=== Written task ===
Copy everything from the start of the records down to the line containing "- close-button[interactable]: ✕: [561, 7, 579, 25]", with "screenshot" replaced by "screen capture" and every other detail left as it is. Give only those lines.

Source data
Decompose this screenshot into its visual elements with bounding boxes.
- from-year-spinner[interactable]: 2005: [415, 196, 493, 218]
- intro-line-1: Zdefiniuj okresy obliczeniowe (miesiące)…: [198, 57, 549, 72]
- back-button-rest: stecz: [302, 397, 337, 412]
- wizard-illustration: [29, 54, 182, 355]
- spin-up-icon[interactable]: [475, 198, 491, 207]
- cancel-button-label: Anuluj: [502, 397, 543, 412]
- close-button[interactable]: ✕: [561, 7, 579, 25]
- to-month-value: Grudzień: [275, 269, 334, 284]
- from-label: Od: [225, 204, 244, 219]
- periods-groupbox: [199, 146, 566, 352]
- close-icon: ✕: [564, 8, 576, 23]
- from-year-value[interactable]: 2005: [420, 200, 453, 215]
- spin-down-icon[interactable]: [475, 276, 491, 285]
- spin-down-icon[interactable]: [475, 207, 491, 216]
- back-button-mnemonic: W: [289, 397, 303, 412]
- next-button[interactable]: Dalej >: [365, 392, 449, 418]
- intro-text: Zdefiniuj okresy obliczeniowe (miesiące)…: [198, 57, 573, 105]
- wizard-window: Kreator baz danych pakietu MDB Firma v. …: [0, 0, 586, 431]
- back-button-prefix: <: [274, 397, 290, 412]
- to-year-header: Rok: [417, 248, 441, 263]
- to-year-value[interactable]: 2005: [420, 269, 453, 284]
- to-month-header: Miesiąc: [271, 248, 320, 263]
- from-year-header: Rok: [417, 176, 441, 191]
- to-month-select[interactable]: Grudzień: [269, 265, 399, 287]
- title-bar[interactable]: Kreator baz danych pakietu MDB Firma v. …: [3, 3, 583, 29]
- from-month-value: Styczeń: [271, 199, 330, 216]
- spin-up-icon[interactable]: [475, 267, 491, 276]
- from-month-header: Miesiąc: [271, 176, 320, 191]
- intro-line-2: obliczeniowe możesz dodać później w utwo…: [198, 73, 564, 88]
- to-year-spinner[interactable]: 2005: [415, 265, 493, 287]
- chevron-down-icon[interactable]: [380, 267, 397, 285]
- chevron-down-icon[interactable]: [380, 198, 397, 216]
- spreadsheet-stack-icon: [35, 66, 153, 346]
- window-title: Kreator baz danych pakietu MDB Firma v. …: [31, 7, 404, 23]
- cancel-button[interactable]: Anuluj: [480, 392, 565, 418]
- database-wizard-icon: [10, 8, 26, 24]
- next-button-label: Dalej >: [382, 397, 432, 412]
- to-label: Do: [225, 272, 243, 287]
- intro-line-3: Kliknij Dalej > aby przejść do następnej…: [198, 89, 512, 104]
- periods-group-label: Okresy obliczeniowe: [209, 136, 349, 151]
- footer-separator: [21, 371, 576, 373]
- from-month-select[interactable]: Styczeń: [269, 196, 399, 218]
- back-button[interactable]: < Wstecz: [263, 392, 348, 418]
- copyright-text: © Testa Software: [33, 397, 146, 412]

=== Written reply ===
Decompose this screen capture into its visual elements with bounding boxes.
- from-year-spinner[interactable]: 2005: [415, 196, 493, 218]
- intro-line-1: Zdefiniuj okresy obliczeniowe (miesiące)…: [198, 57, 549, 72]
- back-button-rest: stecz: [302, 397, 337, 412]
- wizard-illustration: [29, 54, 182, 355]
- spin-up-icon[interactable]: [475, 198, 491, 207]
- cancel-button-label: Anuluj: [502, 397, 543, 412]
- close-button[interactable]: ✕: [561, 7, 579, 25]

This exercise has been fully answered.